(Data excerpts)
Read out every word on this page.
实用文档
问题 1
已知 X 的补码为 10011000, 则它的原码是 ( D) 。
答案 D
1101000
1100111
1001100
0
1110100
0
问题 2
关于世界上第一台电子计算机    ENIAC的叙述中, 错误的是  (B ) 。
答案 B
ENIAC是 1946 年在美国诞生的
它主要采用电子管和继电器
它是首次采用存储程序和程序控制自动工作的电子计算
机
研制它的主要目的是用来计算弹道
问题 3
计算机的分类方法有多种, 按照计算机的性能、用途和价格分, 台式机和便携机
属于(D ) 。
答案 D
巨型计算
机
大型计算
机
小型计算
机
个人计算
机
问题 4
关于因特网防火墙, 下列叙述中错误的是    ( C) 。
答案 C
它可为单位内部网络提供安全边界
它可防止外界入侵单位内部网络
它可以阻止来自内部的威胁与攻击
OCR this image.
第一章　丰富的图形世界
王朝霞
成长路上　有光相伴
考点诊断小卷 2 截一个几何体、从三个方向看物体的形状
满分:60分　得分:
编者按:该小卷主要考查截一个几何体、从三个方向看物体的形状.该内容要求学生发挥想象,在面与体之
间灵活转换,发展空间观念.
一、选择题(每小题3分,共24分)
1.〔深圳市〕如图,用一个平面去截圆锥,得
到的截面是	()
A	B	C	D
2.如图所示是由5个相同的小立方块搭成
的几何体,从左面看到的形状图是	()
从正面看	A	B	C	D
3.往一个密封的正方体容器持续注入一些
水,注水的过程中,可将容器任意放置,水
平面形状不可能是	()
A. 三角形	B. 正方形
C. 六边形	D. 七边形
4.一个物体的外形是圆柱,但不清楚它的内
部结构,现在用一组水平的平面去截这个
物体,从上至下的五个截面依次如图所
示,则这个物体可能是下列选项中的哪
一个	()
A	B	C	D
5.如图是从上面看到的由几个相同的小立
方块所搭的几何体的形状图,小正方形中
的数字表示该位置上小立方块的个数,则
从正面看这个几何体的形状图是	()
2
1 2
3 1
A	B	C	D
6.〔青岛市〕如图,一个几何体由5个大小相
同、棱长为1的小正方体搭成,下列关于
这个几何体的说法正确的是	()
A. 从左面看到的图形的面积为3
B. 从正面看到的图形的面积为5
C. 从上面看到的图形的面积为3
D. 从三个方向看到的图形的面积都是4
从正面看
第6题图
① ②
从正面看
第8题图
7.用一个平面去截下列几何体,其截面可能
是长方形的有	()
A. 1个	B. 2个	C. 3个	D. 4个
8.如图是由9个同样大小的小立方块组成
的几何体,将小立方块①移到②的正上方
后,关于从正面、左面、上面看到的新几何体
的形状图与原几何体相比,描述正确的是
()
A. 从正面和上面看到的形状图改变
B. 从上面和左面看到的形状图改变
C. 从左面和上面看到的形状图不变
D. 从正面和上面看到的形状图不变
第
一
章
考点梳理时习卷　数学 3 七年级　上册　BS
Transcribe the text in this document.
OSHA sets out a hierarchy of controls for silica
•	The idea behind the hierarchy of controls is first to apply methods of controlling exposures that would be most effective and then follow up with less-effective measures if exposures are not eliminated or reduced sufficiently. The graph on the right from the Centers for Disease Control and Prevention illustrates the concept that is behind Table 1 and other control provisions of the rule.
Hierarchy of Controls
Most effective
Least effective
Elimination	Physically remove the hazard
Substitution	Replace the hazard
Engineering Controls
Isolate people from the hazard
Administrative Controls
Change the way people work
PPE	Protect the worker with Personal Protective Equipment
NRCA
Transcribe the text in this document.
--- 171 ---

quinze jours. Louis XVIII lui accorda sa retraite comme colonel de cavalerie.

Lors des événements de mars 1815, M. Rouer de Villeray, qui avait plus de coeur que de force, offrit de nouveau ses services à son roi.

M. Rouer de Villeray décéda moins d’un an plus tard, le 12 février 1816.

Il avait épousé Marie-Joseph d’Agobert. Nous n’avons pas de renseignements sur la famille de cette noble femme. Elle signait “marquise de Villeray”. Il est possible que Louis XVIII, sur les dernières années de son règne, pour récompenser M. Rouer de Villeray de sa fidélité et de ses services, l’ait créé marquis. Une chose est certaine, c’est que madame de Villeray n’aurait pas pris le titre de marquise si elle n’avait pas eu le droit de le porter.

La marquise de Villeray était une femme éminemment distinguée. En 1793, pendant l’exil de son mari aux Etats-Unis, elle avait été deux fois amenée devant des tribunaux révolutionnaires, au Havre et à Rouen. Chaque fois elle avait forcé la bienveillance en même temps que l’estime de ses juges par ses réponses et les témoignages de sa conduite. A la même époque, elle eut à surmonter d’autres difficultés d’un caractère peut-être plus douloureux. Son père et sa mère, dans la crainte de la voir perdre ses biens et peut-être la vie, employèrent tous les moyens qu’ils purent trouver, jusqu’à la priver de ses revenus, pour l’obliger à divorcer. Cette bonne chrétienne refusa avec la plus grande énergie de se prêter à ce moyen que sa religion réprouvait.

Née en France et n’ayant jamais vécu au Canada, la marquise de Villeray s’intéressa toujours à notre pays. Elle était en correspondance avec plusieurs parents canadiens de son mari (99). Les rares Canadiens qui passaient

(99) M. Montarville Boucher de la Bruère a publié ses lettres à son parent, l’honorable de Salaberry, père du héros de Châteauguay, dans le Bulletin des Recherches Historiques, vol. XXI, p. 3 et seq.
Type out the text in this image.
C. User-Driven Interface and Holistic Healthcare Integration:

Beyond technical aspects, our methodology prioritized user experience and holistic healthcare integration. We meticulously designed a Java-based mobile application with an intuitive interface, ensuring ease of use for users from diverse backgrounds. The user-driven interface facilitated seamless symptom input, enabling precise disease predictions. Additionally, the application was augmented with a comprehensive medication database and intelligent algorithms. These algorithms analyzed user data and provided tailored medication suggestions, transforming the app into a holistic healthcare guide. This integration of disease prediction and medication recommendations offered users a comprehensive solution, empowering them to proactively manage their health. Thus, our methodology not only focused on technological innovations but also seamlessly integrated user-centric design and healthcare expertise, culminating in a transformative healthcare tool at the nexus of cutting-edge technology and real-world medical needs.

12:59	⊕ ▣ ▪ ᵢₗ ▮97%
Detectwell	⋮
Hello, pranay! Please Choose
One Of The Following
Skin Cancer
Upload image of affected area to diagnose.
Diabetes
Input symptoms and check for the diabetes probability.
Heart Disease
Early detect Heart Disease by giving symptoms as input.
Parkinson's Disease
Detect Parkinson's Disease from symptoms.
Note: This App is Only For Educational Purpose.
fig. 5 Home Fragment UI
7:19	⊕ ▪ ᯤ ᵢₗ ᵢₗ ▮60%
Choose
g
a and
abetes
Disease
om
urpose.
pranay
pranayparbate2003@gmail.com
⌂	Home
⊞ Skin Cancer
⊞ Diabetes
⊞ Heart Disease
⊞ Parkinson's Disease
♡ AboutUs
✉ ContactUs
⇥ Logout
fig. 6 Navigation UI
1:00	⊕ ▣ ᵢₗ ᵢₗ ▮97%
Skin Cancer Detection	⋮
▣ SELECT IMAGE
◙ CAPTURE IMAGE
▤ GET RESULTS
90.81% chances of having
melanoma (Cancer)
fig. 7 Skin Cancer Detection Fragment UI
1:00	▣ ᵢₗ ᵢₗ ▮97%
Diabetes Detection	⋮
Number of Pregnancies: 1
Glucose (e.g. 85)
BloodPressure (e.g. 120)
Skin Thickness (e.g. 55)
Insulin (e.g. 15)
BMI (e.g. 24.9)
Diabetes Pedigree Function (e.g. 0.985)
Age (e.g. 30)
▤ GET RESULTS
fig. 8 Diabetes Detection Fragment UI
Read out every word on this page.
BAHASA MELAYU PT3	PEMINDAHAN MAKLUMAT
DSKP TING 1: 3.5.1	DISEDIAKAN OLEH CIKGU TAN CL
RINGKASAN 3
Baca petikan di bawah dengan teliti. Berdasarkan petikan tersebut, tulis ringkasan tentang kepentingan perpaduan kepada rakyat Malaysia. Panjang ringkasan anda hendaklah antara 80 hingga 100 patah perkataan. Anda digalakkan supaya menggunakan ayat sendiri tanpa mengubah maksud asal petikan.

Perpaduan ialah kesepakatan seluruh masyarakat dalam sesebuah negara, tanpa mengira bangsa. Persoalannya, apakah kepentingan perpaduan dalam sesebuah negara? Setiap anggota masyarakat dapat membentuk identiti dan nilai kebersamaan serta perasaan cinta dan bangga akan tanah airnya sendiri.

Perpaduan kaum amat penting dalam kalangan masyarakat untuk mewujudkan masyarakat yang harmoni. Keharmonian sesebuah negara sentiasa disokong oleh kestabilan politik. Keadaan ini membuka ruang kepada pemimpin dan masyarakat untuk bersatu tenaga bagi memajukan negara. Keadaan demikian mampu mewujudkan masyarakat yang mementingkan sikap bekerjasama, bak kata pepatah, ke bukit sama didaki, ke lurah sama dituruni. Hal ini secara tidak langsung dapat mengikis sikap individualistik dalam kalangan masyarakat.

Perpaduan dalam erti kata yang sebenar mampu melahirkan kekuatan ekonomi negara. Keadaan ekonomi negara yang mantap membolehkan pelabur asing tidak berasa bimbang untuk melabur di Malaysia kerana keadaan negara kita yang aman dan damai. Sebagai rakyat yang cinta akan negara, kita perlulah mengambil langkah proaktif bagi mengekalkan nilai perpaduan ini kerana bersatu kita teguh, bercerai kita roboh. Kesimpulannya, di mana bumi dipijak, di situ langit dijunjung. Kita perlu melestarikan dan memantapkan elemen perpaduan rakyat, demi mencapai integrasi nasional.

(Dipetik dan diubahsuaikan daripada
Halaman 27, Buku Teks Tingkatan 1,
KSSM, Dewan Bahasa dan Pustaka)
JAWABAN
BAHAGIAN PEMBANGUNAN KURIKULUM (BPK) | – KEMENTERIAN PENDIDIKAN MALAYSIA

Requirements: State only the number of lines in these entries that contain "Parkinson".

Exercise answer: 3